### YOUR INSTRUCTIONS
Below are records. Copy every line with "true" in it.

-- START AVAILABLE RECORDS --

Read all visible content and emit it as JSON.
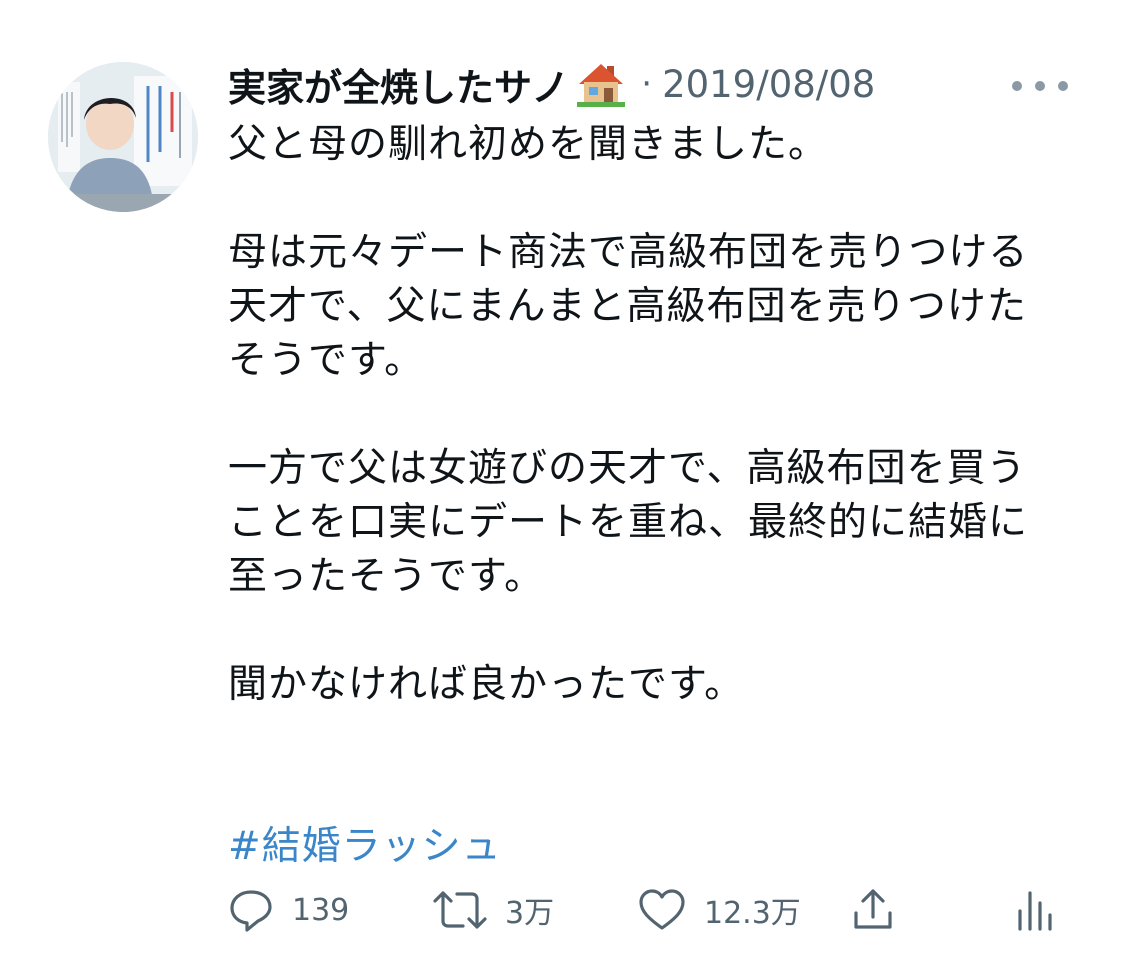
{
  "user": {
    "display_name": "実家が全焼したサノ",
    "name_emoji": "house-with-garden-icon",
    "separator": "·",
    "date": "2019/08/08"
  },
  "tweet": {
    "paragraphs": [
      [
        "父と母の馴れ初めを聞きました。"
      ],
      [
        "母は元々デート商法で高級布団を売りつける",
        "天才で、父にまんまと高級布団を売りつけた",
        "そうです。"
      ],
      [
        "一方で父は女遊びの天才で、高級布団を買う",
        "ことを口実にデートを重ね、最終的に結婚に",
        "至ったそうです。"
      ],
      [
        "聞かなければ良かったです。"
      ]
    ],
    "hashtag": "#結婚ラッシュ"
  },
  "actions": {
    "reply": {
      "icon": "reply-icon",
      "count": "139"
    },
    "retweet": {
      "icon": "retweet-icon",
      "count": "3万"
    },
    "like": {
      "icon": "heart-icon",
      "count": "12.3万"
    },
    "share": {
      "icon": "share-icon"
    },
    "analytics": {
      "icon": "analytics-icon"
    }
  },
  "colors": {
    "text": "#0f1419",
    "secondary": "#536471",
    "link": "#3a86c8"
  }
}
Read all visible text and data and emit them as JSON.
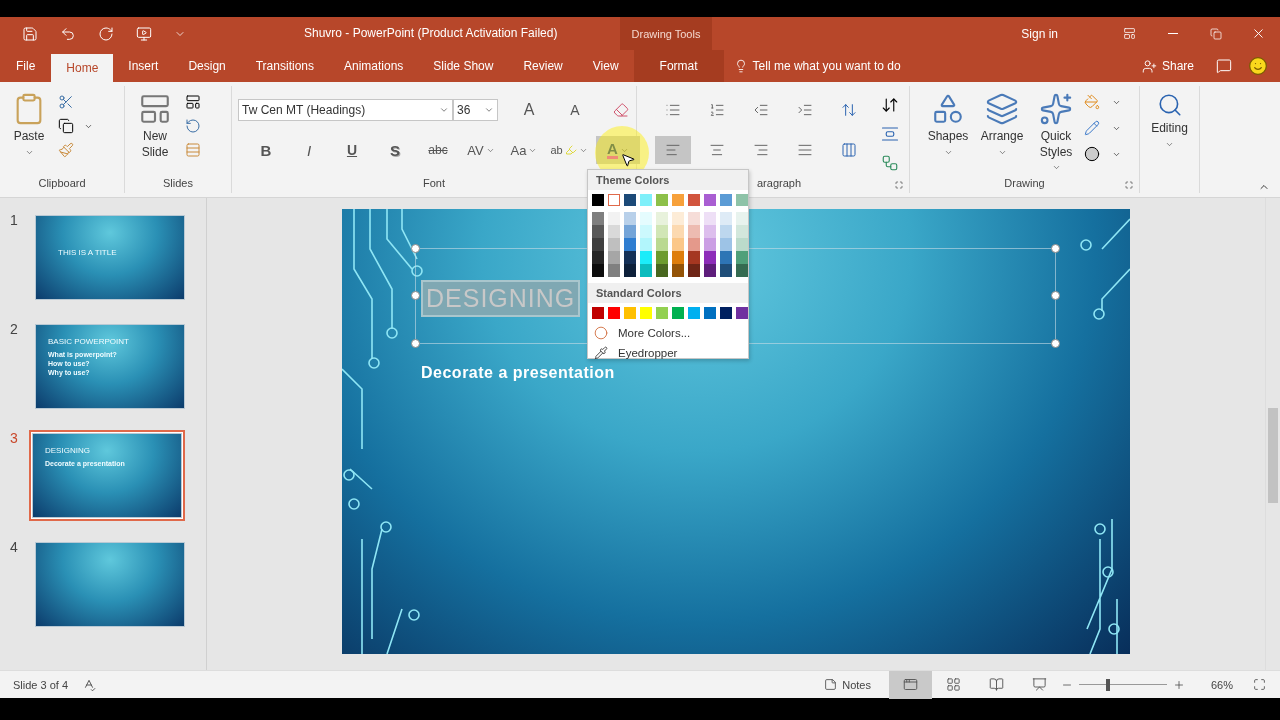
{
  "window": {
    "title": "Shuvro  -  PowerPoint (Product Activation Failed)",
    "context_header": "Drawing Tools",
    "sign_in": "Sign in"
  },
  "tabs": [
    {
      "label": "File",
      "kind": "normal",
      "selected": false
    },
    {
      "label": "Home",
      "kind": "normal",
      "selected": true
    },
    {
      "label": "Insert",
      "kind": "normal",
      "selected": false
    },
    {
      "label": "Design",
      "kind": "normal",
      "selected": false
    },
    {
      "label": "Transitions",
      "kind": "normal",
      "selected": false
    },
    {
      "label": "Animations",
      "kind": "normal",
      "selected": false
    },
    {
      "label": "Slide Show",
      "kind": "normal",
      "selected": false
    },
    {
      "label": "Review",
      "kind": "normal",
      "selected": false
    },
    {
      "label": "View",
      "kind": "normal",
      "selected": false
    },
    {
      "label": "Format",
      "kind": "contextual",
      "selected": false
    }
  ],
  "tell_me": {
    "placeholder": "Tell me what you want to do"
  },
  "share": "Share",
  "clipboard": {
    "label": "Clipboard",
    "paste": "Paste"
  },
  "slides_group": {
    "label": "Slides",
    "new_slide": "New Slide"
  },
  "font": {
    "label": "Font",
    "font_name": "Tw Cen MT (Headings)",
    "font_size": "36",
    "top_buttons": [
      {
        "kind": "grow",
        "label": "A"
      },
      {
        "kind": "shrink",
        "label": "A"
      }
    ],
    "buttons": [
      {
        "kind": "bold",
        "label": "B",
        "pressed": false
      },
      {
        "kind": "italic",
        "label": "I",
        "pressed": false
      },
      {
        "kind": "underline",
        "label": "U",
        "pressed": false
      },
      {
        "kind": "shadow",
        "label": "S",
        "pressed": false
      },
      {
        "kind": "strike",
        "label": "abc",
        "pressed": false
      },
      {
        "kind": "spacing",
        "label": "AV",
        "pressed": false
      },
      {
        "kind": "case",
        "label": "Aa",
        "pressed": false
      },
      {
        "kind": "highlight",
        "label": "ab",
        "pressed": false
      },
      {
        "kind": "color",
        "label": "A",
        "pressed": true
      }
    ]
  },
  "paragraph": {
    "label": "aragraph",
    "top_buttons": [
      {
        "kind": "bullets"
      },
      {
        "kind": "numbering"
      },
      {
        "kind": "outdent"
      },
      {
        "kind": "indent"
      },
      {
        "kind": "spacing"
      }
    ],
    "buttons": [
      {
        "kind": "left",
        "pressed": true
      },
      {
        "kind": "center",
        "pressed": false
      },
      {
        "kind": "right",
        "pressed": false
      },
      {
        "kind": "justify",
        "pressed": false
      },
      {
        "kind": "columns",
        "pressed": false
      }
    ]
  },
  "drawing": {
    "label": "Drawing",
    "buttons": [
      {
        "kind": "shapes",
        "label": "Shapes"
      },
      {
        "kind": "arrange",
        "label": "Arrange"
      },
      {
        "kind": "styles",
        "label": "Quick Styles"
      }
    ]
  },
  "editing": {
    "label": "Editing"
  },
  "thumbnails": [
    {
      "number": "1",
      "selected": false,
      "title": "THIS IS A TITLE"
    },
    {
      "number": "2",
      "selected": false,
      "title": "BASIC POWERPOINT",
      "lines": [
        "What is powerpoint?",
        "How to use?",
        "Why to use?"
      ]
    },
    {
      "number": "3",
      "selected": true,
      "title": "DESIGNING",
      "lines": [
        "Decorate a presentation"
      ]
    },
    {
      "number": "4",
      "selected": false
    }
  ],
  "slide": {
    "title": "DESIGNING",
    "title_selected": true,
    "subtitle": "Decorate a presentation"
  },
  "color_menu": {
    "theme_heading": "Theme Colors",
    "standard_heading": "Standard Colors",
    "theme": [
      {
        "color": "#000000",
        "selected": false,
        "shades": [
          {
            "color": "#7f7f7f"
          },
          {
            "color": "#595959"
          },
          {
            "color": "#3f3f3f"
          },
          {
            "color": "#262626"
          },
          {
            "color": "#0d0d0d"
          }
        ]
      },
      {
        "color": "#ffffff",
        "selected": true,
        "shades": [
          {
            "color": "#f2f2f2"
          },
          {
            "color": "#d9d9d9"
          },
          {
            "color": "#bfbfbf"
          },
          {
            "color": "#a6a6a6"
          },
          {
            "color": "#808080"
          }
        ]
      },
      {
        "color": "#1b4a78",
        "selected": false,
        "shades": [
          {
            "color": "#b8d0ea"
          },
          {
            "color": "#74a4d8"
          },
          {
            "color": "#2f7dd0"
          },
          {
            "color": "#143057"
          },
          {
            "color": "#0d203a"
          }
        ]
      },
      {
        "color": "#7ff0fa",
        "selected": false,
        "shades": [
          {
            "color": "#e5fcfe"
          },
          {
            "color": "#ccf9fd"
          },
          {
            "color": "#b2f6fc"
          },
          {
            "color": "#1cecf9"
          },
          {
            "color": "#0cbcbe"
          }
        ]
      },
      {
        "color": "#8dc049",
        "selected": false,
        "shades": [
          {
            "color": "#e8f2dc"
          },
          {
            "color": "#d1e6b6"
          },
          {
            "color": "#bad991"
          },
          {
            "color": "#6c9b2e"
          },
          {
            "color": "#48671f"
          }
        ]
      },
      {
        "color": "#f7a13b",
        "selected": false,
        "shades": [
          {
            "color": "#fdecd7"
          },
          {
            "color": "#fcd9b0"
          },
          {
            "color": "#fbc789"
          },
          {
            "color": "#de7d0b"
          },
          {
            "color": "#945307"
          }
        ]
      },
      {
        "color": "#d2553e",
        "selected": false,
        "shades": [
          {
            "color": "#f6ddd8"
          },
          {
            "color": "#edbbb1"
          },
          {
            "color": "#e4998b"
          },
          {
            "color": "#a53721"
          },
          {
            "color": "#6e2516"
          }
        ]
      },
      {
        "color": "#a95ed2",
        "selected": false,
        "shades": [
          {
            "color": "#eedff6"
          },
          {
            "color": "#ddbeed"
          },
          {
            "color": "#cb9ee4"
          },
          {
            "color": "#8d2cb9"
          },
          {
            "color": "#5e1d7b"
          }
        ]
      },
      {
        "color": "#5b9bd5",
        "selected": false,
        "shades": [
          {
            "color": "#deebf6"
          },
          {
            "color": "#bdd7ee"
          },
          {
            "color": "#9dc3e6"
          },
          {
            "color": "#2e75b5"
          },
          {
            "color": "#1f4e79"
          }
        ]
      },
      {
        "color": "#8ec3a8",
        "selected": false,
        "shades": [
          {
            "color": "#e8f3ee"
          },
          {
            "color": "#d2e7dc"
          },
          {
            "color": "#bbdbcb"
          },
          {
            "color": "#50a07a"
          },
          {
            "color": "#356b51"
          }
        ]
      }
    ],
    "standard": [
      {
        "color": "#c00000"
      },
      {
        "color": "#ff0000"
      },
      {
        "color": "#ffc000"
      },
      {
        "color": "#ffff00"
      },
      {
        "color": "#92d050"
      },
      {
        "color": "#00b050"
      },
      {
        "color": "#00b0f0"
      },
      {
        "color": "#0070c0"
      },
      {
        "color": "#002060"
      },
      {
        "color": "#7030a0"
      }
    ],
    "items": [
      {
        "kind": "more",
        "label": "More Colors..."
      },
      {
        "kind": "eyedropper",
        "label": "Eyedropper"
      }
    ]
  },
  "status": {
    "slide_info": "Slide 3 of 4",
    "notes": "Notes",
    "views": [
      {
        "kind": "normal",
        "selected": true
      },
      {
        "kind": "sorter",
        "selected": false
      },
      {
        "kind": "reading",
        "selected": false
      },
      {
        "kind": "show",
        "selected": false
      }
    ],
    "zoom": {
      "level": 0.31,
      "reading": "66%"
    }
  }
}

-- END AVAILABLE RECORDS --

### EXERCISE ANSWER
      "selected": true
        "pressed": true
        "pressed": true
      "selected": true,
    "title_selected": true,
        "selected": true,
        "selected": true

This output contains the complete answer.